*Given instruction*
Extract the entries in their exact form.

*Records supplied*
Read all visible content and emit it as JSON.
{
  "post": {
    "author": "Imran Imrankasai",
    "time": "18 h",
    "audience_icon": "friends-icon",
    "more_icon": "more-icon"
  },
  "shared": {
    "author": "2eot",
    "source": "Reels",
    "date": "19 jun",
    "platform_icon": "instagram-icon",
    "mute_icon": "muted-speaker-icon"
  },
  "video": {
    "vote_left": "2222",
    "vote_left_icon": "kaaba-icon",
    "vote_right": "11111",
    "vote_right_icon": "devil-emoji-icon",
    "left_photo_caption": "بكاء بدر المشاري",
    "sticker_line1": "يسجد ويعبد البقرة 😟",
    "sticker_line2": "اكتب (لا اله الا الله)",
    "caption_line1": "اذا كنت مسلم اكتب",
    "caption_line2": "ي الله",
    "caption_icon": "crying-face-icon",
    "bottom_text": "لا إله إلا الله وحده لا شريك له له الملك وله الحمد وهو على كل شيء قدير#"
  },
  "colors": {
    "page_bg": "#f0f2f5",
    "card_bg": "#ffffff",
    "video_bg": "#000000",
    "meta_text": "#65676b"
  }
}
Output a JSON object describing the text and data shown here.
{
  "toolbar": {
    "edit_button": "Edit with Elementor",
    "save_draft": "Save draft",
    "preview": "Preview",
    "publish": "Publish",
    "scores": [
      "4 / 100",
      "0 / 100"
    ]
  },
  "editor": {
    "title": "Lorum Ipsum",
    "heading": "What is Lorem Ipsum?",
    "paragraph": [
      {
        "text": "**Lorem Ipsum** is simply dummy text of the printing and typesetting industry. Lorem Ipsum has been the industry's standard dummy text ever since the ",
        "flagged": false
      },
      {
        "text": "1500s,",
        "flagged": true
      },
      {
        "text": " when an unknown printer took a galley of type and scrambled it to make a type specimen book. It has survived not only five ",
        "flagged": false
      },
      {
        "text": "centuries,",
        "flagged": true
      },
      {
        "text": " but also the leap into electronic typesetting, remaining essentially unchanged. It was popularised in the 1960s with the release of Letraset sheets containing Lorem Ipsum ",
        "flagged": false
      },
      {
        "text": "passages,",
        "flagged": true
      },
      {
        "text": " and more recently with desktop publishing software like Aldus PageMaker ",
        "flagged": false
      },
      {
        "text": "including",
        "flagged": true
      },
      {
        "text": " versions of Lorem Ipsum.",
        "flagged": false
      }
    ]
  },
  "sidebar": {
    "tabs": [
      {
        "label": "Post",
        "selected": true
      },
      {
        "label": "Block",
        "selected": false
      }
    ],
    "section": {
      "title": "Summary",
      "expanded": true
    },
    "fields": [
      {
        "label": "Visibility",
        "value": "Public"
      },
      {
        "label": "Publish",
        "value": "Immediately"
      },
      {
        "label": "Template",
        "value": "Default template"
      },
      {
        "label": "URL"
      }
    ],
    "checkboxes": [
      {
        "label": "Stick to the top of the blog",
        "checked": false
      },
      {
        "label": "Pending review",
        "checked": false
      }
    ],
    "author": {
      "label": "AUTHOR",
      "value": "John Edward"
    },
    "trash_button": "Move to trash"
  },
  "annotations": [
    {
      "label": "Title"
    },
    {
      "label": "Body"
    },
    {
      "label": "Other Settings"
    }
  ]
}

*Response*
Read all visible content and emit it as JSON.
{
  "post": {
    "author": "Imran Imrankasai",
    "time": "18 h",
    "audience_icon": "friends-icon",
    "more_icon": "more-icon"
  },
  "shared": {
    "author": "2eot",
    "source": "Reels",
    "date": "19 jun",
    "platform_icon": "instagram-icon",
    "mute_icon": "muted-speaker-icon"
  },
  "video": {
    "vote_left": "2222",
    "vote_left_icon": "kaaba-icon",
    "vote_right": "11111",
    "vote_right_icon": "devil-emoji-icon",
    "left_photo_caption": "بكاء بدر المشاري",
    "sticker_line1": "يسجد ويعبد البقرة 😟",
    "sticker_line2": "اكتب (لا اله الا الله)",
    "caption_line1": "اذا كنت مسلم اكتب",
    "caption_line2": "ي الله",
    "caption_icon": "crying-face-icon",
    "bottom_text": "لا إله إلا الله وحده لا شريك له له الملك وله الحمد وهو على كل شيء قدير#"
  },
  "colors": {
    "page_bg": "#f0f2f5",
    "card_bg": "#ffffff",
    "video_bg": "#000000",
    "meta_text": "#65676b"
  }
}
Output a JSON object describing the text and data shown here.
{
  "toolbar": {
    "edit_button": "Edit with Elementor",
    "save_draft": "Save draft",
    "preview": "Preview",
    "publish": "Publish",
    "scores": [
      "4 / 100",
      "0 / 100"
    ]
  },
  "editor": {
    "title": "Lorum Ipsum",
    "heading": "What is Lorem Ipsum?",
    "paragraph": [
      {
        "text": "**Lorem Ipsum** is simply dummy text of the printing and typesetting industry. Lorem Ipsum has been the industry's standard dummy text ever since the ",
        "flagged": false
      },
      {
        "text": "1500s,",
        "flagged": true
      },
      {
        "text": " when an unknown printer took a galley of type and scrambled it to make a type specimen book. It has survived not only five ",
        "flagged": false
      },
      {
        "text": "centuries,",
        "flagged": true
      },
      {
        "text": " but also the leap into electronic typesetting, remaining essentially unchanged. It was popularised in the 1960s with the release of Letraset sheets containing Lorem Ipsum ",
        "flagged": false
      },
      {
        "text": "passages,",
        "flagged": true
      },
      {
        "text": " and more recently with desktop publishing software like Aldus PageMaker ",
        "flagged": false
      },
      {
        "text": "including",
        "flagged": true
      },
      {
        "text": " versions of Lorem Ipsum.",
        "flagged": false
      }
    ]
  },
  "sidebar": {
    "tabs": [
      {
        "label": "Post",
        "selected": true
      },
      {
        "label": "Block",
        "selected": false
      }
    ],
    "section": {
      "title": "Summary",
      "expanded": true
    },
    "fields": [
      {
        "label": "Visibility",
        "value": "Public"
      },
      {
        "label": "Publish",
        "value": "Immediately"
      },
      {
        "label": "Template",
        "value": "Default template"
      },
      {
        "label": "URL"
      }
    ],
    "checkboxes": [
      {
        "label": "Stick to the top of the blog",
        "checked": false
      },
      {
        "label": "Pending review",
        "checked": false
      }
    ],
    "author": {
      "label": "AUTHOR",
      "value": "John Edward"
    },
    "trash_button": "Move to trash"
  },
  "annotations": [
    {
      "label": "Title"
    },
    {
      "label": "Body"
    },
    {
      "label": "Other Settings"
    }
  ]
}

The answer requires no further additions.